**Challenge**
Scan each line of the records for the word "Secondary" and extract the ones that have it.

**Recorded data**
## Begin
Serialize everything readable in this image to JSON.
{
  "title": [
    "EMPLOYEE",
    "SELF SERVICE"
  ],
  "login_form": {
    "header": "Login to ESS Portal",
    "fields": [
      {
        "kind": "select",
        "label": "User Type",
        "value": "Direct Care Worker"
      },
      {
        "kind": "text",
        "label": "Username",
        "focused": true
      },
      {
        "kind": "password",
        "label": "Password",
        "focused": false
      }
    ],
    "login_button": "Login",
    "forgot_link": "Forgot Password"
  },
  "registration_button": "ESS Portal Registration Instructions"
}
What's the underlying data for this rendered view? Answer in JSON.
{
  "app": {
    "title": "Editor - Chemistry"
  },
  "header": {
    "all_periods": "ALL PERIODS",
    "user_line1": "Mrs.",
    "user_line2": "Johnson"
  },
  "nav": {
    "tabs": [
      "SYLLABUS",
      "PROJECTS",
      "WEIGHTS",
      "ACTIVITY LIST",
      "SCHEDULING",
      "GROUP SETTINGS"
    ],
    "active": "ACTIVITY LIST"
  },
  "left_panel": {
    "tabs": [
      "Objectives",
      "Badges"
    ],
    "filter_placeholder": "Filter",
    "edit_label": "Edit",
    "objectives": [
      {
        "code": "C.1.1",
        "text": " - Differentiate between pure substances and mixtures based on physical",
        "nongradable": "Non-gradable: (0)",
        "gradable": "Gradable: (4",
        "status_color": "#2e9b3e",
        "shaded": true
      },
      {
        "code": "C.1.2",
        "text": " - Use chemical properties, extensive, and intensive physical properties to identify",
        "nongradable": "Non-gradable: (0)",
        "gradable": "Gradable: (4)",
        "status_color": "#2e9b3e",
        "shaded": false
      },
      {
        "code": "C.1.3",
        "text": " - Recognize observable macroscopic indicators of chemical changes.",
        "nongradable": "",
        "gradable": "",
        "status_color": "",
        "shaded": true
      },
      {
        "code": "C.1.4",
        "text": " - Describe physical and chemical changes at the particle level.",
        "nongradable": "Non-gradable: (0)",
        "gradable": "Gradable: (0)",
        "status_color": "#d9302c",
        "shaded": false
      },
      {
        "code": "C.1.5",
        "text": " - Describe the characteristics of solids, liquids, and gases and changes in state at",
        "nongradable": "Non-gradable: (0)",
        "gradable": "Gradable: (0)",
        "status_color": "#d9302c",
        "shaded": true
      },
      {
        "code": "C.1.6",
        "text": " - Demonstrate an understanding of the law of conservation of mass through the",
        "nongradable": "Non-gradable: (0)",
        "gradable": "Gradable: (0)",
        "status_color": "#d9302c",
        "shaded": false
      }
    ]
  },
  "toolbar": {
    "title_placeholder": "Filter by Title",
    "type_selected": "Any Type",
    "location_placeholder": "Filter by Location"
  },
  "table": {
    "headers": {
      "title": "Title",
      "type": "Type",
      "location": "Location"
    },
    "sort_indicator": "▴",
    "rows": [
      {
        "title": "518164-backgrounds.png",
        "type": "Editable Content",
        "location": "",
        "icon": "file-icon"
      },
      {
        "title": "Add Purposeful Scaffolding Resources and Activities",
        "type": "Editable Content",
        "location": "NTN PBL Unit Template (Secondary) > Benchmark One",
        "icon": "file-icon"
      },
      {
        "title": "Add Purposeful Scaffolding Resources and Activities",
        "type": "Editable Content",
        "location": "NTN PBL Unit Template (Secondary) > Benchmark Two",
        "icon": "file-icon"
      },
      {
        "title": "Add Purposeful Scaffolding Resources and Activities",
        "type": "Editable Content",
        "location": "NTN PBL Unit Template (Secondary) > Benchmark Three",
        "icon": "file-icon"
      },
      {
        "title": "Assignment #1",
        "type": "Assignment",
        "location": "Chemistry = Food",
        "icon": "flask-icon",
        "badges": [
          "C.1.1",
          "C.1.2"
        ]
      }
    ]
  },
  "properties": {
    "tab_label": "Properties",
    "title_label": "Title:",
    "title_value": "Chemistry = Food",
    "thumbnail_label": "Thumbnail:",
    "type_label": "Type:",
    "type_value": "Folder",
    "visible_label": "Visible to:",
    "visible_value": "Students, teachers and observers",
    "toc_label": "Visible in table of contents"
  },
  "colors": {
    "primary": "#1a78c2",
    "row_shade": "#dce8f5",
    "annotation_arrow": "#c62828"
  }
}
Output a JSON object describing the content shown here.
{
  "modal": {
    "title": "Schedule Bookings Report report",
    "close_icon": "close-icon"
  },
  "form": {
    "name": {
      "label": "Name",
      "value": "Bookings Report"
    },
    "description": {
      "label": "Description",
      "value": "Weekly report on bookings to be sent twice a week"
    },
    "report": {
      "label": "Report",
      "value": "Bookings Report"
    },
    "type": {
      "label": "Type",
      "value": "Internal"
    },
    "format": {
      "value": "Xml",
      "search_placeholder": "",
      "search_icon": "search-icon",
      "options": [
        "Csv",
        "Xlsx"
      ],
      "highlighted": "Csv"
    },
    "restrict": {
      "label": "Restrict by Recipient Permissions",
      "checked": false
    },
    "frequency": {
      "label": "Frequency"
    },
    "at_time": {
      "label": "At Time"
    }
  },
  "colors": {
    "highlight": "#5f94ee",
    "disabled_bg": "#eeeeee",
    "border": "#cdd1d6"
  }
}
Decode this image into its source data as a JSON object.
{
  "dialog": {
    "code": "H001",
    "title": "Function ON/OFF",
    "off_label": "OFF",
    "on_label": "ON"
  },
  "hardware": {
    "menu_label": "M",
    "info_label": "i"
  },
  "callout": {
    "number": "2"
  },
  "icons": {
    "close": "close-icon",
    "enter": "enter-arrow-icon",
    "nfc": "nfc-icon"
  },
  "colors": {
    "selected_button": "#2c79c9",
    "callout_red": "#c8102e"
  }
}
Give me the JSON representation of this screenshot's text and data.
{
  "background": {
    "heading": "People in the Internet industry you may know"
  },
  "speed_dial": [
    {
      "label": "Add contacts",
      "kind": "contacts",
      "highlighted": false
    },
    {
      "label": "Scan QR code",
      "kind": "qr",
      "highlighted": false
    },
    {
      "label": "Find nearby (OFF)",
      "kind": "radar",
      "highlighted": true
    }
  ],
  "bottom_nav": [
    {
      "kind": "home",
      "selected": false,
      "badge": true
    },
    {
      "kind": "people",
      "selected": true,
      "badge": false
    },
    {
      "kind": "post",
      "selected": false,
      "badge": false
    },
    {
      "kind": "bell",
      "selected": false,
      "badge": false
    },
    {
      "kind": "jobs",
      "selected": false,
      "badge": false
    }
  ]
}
## End
**Solution for this exercise**
        "location": "NTN PBL Unit Template (Secondary) > Benchmark One",
        "location": "NTN PBL Unit Template (Secondary) > Benchmark Two",
        "location": "NTN PBL Unit Template (Secondary) > Benchmark Three",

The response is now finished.